━━━ Provided material

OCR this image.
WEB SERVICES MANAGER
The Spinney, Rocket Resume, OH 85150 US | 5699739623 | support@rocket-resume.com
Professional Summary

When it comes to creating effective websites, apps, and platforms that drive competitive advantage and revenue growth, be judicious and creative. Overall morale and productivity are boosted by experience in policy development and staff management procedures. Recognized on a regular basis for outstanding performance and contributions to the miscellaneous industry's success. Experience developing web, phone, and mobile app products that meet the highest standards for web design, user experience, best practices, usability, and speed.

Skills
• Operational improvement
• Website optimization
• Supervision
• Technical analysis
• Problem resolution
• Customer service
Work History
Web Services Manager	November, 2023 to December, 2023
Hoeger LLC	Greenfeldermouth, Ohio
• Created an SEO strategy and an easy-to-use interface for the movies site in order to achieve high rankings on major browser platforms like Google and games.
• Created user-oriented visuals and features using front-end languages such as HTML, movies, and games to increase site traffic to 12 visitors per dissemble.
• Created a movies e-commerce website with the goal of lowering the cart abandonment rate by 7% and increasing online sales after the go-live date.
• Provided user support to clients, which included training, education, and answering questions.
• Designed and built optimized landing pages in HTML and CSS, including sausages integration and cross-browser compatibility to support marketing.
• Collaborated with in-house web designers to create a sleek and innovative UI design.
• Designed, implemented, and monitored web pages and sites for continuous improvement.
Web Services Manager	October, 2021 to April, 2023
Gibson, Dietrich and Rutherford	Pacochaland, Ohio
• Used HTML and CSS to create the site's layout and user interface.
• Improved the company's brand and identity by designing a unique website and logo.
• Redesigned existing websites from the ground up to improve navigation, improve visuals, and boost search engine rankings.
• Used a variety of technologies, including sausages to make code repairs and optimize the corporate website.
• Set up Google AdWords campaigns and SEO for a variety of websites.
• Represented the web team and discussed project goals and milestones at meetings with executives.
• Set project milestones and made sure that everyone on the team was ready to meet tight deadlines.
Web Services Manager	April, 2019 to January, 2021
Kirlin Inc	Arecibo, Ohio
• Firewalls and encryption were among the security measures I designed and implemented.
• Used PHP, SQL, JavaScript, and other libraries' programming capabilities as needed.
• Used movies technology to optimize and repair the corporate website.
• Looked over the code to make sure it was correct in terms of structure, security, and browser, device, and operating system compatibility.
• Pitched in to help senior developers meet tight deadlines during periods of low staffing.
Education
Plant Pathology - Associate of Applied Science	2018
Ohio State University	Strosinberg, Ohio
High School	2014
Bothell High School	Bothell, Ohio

━━━━━━

Given instruction:
Transcribe the whole listing with nothing added or left out.

Result for this task:
OCR this image.
WEB SERVICES MANAGER
The Spinney, Rocket Resume, OH 85150 US | 5699739623 | support@rocket-resume.com
Professional Summary

When it comes to creating effective websites, apps, and platforms that drive competitive advantage and revenue growth, be judicious and creative. Overall morale and productivity are boosted by experience in policy development and staff management procedures. Recognized on a regular basis for outstanding performance and contributions to the miscellaneous industry's success. Experience developing web, phone, and mobile app products that meet the highest standards for web design, user experience, best practices, usability, and speed.

Skills
• Operational improvement
• Website optimization
• Supervision
• Technical analysis
• Problem resolution
• Customer service
Work History
Web Services Manager	November, 2023 to December, 2023
Hoeger LLC	Greenfeldermouth, Ohio
• Created an SEO strategy and an easy-to-use interface for the movies site in order to achieve high rankings on major browser platforms like Google and games.
• Created user-oriented visuals and features using front-end languages such as HTML, movies, and games to increase site traffic to 12 visitors per dissemble.
• Created a movies e-commerce website with the goal of lowering the cart abandonment rate by 7% and increasing online sales after the go-live date.
• Provided user support to clients, which included training, education, and answering questions.
• Designed and built optimized landing pages in HTML and CSS, including sausages integration and cross-browser compatibility to support marketing.
• Collaborated with in-house web designers to create a sleek and innovative UI design.
• Designed, implemented, and monitored web pages and sites for continuous improvement.
Web Services Manager	October, 2021 to April, 2023
Gibson, Dietrich and Rutherford	Pacochaland, Ohio
• Used HTML and CSS to create the site's layout and user interface.
• Improved the company's brand and identity by designing a unique website and logo.
• Redesigned existing websites from the ground up to improve navigation, improve visuals, and boost search engine rankings.
• Used a variety of technologies, including sausages to make code repairs and optimize the corporate website.
• Set up Google AdWords campaigns and SEO for a variety of websites.
• Represented the web team and discussed project goals and milestones at meetings with executives.
• Set project milestones and made sure that everyone on the team was ready to meet tight deadlines.
Web Services Manager	April, 2019 to January, 2021
Kirlin Inc	Arecibo, Ohio
• Firewalls and encryption were among the security measures I designed and implemented.
• Used PHP, SQL, JavaScript, and other libraries' programming capabilities as needed.
• Used movies technology to optimize and repair the corporate website.
• Looked over the code to make sure it was correct in terms of structure, security, and browser, device, and operating system compatibility.
• Pitched in to help senior developers meet tight deadlines during periods of low staffing.
Education
Plant Pathology - Associate of Applied Science	2018
Ohio State University	Strosinberg, Ohio
High School	2014
Bothell High School	Bothell, Ohio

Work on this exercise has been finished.